Identify all lines below that hold "Всего" and collect them.

◇ ◇ ◇ ◇

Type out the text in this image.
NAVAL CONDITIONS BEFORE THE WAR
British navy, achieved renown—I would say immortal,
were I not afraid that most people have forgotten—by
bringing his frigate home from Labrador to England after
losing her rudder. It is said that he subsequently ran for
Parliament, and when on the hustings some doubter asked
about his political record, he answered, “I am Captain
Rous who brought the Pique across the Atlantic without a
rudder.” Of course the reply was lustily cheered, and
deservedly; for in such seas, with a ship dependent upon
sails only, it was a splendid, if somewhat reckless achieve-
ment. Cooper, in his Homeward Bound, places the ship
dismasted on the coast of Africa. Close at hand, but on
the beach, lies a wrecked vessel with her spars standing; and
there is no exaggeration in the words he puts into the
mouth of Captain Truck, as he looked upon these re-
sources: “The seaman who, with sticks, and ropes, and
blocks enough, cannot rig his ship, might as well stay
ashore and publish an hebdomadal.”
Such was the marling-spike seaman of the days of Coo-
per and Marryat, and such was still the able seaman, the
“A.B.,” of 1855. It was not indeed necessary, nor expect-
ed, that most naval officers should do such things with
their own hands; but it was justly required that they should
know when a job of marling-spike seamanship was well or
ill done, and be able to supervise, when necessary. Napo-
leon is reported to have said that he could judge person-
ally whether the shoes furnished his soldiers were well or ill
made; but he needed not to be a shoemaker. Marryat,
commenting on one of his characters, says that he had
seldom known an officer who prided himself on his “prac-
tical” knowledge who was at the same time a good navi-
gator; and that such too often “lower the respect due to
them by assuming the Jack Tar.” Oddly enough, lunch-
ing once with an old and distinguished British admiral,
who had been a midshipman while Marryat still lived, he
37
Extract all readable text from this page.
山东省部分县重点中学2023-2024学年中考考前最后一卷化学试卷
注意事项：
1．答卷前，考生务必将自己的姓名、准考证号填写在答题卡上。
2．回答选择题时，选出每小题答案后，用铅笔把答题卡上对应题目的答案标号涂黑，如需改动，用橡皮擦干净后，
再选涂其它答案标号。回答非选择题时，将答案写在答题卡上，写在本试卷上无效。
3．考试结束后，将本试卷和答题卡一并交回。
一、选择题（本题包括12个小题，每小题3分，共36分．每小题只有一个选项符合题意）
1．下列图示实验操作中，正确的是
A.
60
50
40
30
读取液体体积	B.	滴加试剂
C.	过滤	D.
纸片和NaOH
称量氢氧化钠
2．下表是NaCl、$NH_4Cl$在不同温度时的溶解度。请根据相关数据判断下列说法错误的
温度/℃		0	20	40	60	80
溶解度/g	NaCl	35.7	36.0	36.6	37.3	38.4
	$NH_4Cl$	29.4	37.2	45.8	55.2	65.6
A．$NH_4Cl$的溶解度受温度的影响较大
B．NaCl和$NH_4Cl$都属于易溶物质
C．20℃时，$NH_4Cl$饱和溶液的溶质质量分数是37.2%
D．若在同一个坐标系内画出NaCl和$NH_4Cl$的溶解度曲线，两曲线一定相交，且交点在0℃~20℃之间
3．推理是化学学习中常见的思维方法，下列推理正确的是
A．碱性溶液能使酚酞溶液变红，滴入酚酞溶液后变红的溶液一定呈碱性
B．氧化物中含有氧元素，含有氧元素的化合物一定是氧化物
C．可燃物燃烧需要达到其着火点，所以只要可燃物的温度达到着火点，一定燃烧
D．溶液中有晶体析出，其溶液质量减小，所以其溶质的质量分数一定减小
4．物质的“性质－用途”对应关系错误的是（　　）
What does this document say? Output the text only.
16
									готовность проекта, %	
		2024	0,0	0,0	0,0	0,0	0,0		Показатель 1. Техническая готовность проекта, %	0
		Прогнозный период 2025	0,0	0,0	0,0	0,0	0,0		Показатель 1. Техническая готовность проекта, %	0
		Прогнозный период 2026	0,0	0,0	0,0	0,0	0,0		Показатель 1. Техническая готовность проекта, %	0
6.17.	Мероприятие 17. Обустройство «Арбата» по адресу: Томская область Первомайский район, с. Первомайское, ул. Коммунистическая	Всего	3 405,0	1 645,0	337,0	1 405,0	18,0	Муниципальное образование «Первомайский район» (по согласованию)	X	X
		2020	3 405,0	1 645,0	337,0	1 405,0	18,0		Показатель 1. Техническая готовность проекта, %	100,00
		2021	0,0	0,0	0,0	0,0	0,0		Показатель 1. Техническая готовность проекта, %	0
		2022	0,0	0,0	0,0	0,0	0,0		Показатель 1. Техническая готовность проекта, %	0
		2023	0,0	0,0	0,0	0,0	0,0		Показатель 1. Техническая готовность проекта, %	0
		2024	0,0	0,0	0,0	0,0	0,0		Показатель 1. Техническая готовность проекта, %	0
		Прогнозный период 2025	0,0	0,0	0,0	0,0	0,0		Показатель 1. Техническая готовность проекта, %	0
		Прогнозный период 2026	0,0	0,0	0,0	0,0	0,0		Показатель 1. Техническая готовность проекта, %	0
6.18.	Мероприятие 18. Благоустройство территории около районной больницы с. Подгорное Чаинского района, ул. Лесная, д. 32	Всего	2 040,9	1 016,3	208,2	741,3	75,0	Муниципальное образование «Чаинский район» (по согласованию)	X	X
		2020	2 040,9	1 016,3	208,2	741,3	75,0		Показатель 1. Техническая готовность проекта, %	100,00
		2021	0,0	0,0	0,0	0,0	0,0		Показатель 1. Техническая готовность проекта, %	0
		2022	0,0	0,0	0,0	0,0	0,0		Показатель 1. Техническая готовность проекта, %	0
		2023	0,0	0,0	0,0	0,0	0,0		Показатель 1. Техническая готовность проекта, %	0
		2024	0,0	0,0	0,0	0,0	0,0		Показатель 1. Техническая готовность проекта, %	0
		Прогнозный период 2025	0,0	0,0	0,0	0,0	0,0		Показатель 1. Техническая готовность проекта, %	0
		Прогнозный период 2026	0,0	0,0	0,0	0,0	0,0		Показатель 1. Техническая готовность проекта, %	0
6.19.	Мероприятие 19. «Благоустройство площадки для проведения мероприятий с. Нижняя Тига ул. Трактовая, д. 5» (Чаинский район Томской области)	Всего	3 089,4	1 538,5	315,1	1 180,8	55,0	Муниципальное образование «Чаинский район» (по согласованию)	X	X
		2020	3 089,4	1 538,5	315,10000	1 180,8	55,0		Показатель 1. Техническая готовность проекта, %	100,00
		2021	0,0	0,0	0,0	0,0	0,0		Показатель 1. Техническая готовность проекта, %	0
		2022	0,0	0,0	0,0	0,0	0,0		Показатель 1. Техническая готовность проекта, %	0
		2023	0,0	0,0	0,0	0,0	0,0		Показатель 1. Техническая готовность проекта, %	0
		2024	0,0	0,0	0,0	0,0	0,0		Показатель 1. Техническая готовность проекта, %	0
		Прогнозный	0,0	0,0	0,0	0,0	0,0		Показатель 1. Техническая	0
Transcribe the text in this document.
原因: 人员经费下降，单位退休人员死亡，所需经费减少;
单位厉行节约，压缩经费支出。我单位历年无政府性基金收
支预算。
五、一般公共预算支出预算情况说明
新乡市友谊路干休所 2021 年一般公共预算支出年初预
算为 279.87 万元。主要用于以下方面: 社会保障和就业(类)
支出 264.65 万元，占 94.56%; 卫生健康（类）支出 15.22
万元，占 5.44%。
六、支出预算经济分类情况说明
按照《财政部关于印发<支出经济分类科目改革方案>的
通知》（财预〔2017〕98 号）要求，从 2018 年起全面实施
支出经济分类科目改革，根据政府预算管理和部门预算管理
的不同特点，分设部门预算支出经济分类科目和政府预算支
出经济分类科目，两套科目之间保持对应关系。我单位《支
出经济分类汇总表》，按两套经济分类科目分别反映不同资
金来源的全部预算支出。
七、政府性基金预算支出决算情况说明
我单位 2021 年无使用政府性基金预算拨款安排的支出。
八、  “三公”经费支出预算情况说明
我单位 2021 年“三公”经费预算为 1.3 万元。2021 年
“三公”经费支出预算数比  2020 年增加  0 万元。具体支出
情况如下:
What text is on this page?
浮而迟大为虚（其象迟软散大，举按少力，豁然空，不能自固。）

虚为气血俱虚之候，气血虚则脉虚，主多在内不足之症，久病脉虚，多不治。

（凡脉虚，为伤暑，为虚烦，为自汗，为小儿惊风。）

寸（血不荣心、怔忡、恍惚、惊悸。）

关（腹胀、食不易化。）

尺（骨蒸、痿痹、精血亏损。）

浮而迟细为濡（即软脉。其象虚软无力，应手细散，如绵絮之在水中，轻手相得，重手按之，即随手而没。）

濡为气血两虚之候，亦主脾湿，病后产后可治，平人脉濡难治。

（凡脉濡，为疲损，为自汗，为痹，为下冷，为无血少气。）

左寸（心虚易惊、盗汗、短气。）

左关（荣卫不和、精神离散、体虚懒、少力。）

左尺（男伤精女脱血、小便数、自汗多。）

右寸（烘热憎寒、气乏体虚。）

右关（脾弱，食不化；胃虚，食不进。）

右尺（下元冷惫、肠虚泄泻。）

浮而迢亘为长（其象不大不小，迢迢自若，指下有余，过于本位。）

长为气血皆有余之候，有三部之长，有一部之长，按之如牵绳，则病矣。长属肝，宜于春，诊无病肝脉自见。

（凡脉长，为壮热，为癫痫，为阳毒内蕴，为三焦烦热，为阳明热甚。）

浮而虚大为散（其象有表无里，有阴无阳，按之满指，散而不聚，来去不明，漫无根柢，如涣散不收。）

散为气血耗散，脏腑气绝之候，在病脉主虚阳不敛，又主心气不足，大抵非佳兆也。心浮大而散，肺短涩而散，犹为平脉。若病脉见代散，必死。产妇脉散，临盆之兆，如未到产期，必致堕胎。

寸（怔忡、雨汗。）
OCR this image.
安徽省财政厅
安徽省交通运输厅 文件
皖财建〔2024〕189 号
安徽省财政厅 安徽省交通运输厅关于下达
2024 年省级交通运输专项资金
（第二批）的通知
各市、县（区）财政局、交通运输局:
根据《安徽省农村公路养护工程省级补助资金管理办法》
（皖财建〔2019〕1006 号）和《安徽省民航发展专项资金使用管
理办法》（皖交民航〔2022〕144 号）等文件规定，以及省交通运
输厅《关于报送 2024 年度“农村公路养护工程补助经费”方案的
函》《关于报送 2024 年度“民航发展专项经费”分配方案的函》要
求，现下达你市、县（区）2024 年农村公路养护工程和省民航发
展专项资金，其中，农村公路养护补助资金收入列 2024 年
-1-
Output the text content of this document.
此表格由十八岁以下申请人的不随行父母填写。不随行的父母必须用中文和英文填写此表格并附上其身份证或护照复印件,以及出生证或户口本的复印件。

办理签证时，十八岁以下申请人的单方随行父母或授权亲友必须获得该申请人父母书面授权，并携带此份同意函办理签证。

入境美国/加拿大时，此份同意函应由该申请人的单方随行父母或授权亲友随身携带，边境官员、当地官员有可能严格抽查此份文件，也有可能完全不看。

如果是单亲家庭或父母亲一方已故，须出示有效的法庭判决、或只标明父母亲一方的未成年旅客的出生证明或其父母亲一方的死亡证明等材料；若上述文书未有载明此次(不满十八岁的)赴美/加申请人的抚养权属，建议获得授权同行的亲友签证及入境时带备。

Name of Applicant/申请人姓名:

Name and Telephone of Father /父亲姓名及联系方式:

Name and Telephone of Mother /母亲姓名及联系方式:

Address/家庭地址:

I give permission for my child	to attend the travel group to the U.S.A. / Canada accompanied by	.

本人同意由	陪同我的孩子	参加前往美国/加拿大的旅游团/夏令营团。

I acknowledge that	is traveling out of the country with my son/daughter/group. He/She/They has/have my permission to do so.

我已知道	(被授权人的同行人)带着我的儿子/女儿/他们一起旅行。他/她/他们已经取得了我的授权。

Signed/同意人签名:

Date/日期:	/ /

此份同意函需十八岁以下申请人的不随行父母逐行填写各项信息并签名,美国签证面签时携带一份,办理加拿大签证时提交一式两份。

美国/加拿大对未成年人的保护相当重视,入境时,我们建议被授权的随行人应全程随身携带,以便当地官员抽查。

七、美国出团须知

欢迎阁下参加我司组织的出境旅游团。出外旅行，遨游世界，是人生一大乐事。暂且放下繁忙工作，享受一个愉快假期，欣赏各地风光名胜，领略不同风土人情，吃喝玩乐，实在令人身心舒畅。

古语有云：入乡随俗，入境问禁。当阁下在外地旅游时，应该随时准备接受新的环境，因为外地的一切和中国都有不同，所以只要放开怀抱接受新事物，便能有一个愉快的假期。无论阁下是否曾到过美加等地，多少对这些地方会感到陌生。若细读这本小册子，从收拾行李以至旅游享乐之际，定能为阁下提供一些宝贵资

◇ ◇ ◇ ◇

(Complete output)
6.17.	Мероприятие 17. Обустройство «Арбата» по адресу: Томская область Первомайский район, с. Первомайское, ул. Коммунистическая	Всего	3 405,0	1 645,0	337,0	1 405,0	18,0	Муниципальное образование «Первомайский район» (по согласованию)	X	X
6.18.	Мероприятие 18. Благоустройство территории около районной больницы с. Подгорное Чаинского района, ул. Лесная, д. 32	Всего	2 040,9	1 016,3	208,2	741,3	75,0	Муниципальное образование «Чаинский район» (по согласованию)	X	X
6.19.	Мероприятие 19. «Благоустройство площадки для проведения мероприятий с. Нижняя Тига ул. Трактовая, д. 5» (Чаинский район Томской области)	Всего	3 089,4	1 538,5	315,1	1 180,8	55,0	Муниципальное образование «Чаинский район» (по согласованию)	X	X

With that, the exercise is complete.